Short task: The records below must be duplicated exactly, character for character.

(Saved entries)
==============================

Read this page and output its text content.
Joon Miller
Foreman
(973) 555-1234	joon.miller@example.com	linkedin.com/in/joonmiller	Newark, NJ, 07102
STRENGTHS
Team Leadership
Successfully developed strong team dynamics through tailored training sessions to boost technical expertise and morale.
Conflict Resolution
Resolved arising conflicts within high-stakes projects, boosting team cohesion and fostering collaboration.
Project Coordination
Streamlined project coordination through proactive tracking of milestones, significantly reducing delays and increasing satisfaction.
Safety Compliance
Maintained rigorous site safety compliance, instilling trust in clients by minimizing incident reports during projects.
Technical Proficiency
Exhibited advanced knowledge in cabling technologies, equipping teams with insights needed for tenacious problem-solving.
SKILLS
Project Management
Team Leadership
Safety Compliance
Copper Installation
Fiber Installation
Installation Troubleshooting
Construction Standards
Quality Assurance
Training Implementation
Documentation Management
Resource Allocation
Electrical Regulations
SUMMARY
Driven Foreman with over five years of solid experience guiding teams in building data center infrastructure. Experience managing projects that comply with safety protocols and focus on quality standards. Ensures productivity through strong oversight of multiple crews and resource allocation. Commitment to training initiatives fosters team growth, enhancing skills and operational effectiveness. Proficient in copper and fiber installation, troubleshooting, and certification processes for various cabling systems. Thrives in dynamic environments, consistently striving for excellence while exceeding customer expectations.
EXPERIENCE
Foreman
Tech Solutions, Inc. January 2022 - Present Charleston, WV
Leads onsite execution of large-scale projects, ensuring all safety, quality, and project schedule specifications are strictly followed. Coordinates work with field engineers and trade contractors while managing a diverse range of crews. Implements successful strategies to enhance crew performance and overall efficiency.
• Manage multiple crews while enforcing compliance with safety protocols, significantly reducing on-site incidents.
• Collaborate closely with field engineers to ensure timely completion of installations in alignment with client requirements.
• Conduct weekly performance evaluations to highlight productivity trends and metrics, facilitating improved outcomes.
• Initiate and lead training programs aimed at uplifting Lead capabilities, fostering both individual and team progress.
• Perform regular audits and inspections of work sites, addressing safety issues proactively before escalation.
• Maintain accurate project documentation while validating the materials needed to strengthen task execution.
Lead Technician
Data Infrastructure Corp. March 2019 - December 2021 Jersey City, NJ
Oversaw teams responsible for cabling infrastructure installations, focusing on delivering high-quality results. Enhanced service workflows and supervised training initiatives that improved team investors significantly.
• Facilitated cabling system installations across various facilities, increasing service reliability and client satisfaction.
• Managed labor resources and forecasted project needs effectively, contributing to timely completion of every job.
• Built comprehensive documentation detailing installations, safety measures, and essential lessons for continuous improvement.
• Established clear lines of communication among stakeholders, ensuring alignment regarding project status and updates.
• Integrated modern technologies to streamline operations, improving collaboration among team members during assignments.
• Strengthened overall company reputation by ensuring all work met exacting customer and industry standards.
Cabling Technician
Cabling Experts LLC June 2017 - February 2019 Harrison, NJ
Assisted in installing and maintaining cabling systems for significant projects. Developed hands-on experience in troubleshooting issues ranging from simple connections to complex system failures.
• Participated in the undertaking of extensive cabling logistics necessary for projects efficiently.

==============================

The solution:
Read this page and output its text content.
Joon Miller
Foreman
(973) 555-1234	joon.miller@example.com	linkedin.com/in/joonmiller	Newark, NJ, 07102
STRENGTHS
Team Leadership
Successfully developed strong team dynamics through tailored training sessions to boost technical expertise and morale.
Conflict Resolution
Resolved arising conflicts within high-stakes projects, boosting team cohesion and fostering collaboration.
Project Coordination
Streamlined project coordination through proactive tracking of milestones, significantly reducing delays and increasing satisfaction.
Safety Compliance
Maintained rigorous site safety compliance, instilling trust in clients by minimizing incident reports during projects.
Technical Proficiency
Exhibited advanced knowledge in cabling technologies, equipping teams with insights needed for tenacious problem-solving.
SKILLS
Project Management
Team Leadership
Safety Compliance
Copper Installation
Fiber Installation
Installation Troubleshooting
Construction Standards
Quality Assurance
Training Implementation
Documentation Management
Resource Allocation
Electrical Regulations
SUMMARY
Driven Foreman with over five years of solid experience guiding teams in building data center infrastructure. Experience managing projects that comply with safety protocols and focus on quality standards. Ensures productivity through strong oversight of multiple crews and resource allocation. Commitment to training initiatives fosters team growth, enhancing skills and operational effectiveness. Proficient in copper and fiber installation, troubleshooting, and certification processes for various cabling systems. Thrives in dynamic environments, consistently striving for excellence while exceeding customer expectations.
EXPERIENCE
Foreman
Tech Solutions, Inc. January 2022 - Present Charleston, WV
Leads onsite execution of large-scale projects, ensuring all safety, quality, and project schedule specifications are strictly followed. Coordinates work with field engineers and trade contractors while managing a diverse range of crews. Implements successful strategies to enhance crew performance and overall efficiency.
• Manage multiple crews while enforcing compliance with safety protocols, significantly reducing on-site incidents.
• Collaborate closely with field engineers to ensure timely completion of installations in alignment with client requirements.
• Conduct weekly performance evaluations to highlight productivity trends and metrics, facilitating improved outcomes.
• Initiate and lead training programs aimed at uplifting Lead capabilities, fostering both individual and team progress.
• Perform regular audits and inspections of work sites, addressing safety issues proactively before escalation.
• Maintain accurate project documentation while validating the materials needed to strengthen task execution.
Lead Technician
Data Infrastructure Corp. March 2019 - December 2021 Jersey City, NJ
Oversaw teams responsible for cabling infrastructure installations, focusing on delivering high-quality results. Enhanced service workflows and supervised training initiatives that improved team investors significantly.
• Facilitated cabling system installations across various facilities, increasing service reliability and client satisfaction.
• Managed labor resources and forecasted project needs effectively, contributing to timely completion of every job.
• Built comprehensive documentation detailing installations, safety measures, and essential lessons for continuous improvement.
• Established clear lines of communication among stakeholders, ensuring alignment regarding project status and updates.
• Integrated modern technologies to streamline operations, improving collaboration among team members during assignments.
• Strengthened overall company reputation by ensuring all work met exacting customer and industry standards.
Cabling Technician
Cabling Experts LLC June 2017 - February 2019 Harrison, NJ
Assisted in installing and maintaining cabling systems for significant projects. Developed hands-on experience in troubleshooting issues ranging from simple connections to complex system failures.
• Participated in the undertaking of extensive cabling logistics necessary for projects efficiently.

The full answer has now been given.